# start of DATASET RECORDS
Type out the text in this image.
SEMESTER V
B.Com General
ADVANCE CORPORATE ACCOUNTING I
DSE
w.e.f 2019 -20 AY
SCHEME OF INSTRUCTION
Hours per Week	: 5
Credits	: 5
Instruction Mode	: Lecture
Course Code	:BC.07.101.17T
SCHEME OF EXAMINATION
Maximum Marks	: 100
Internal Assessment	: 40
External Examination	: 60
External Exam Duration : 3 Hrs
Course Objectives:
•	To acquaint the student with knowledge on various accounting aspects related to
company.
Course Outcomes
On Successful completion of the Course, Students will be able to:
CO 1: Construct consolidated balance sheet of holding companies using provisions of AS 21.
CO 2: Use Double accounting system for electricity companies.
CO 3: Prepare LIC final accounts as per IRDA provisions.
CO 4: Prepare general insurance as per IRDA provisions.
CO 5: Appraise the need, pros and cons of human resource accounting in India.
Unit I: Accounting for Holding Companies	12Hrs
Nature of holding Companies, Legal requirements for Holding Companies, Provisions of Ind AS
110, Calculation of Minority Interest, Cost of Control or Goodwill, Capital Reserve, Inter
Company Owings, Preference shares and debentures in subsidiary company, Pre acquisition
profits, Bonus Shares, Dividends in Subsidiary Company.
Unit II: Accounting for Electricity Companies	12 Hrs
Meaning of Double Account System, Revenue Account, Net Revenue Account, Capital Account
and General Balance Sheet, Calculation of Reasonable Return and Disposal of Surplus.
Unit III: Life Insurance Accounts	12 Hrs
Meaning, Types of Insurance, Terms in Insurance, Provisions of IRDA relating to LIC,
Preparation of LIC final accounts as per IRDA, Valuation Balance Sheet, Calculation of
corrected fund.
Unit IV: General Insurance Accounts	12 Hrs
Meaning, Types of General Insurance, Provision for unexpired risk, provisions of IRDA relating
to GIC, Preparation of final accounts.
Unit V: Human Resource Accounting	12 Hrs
# end of DATASET RECORDS
Return all the lines that contain the string "Course".

Course Code	:BC.07.101.17T
Course Objectives:
Course Outcomes
On Successful completion of the Course, Students will be able to:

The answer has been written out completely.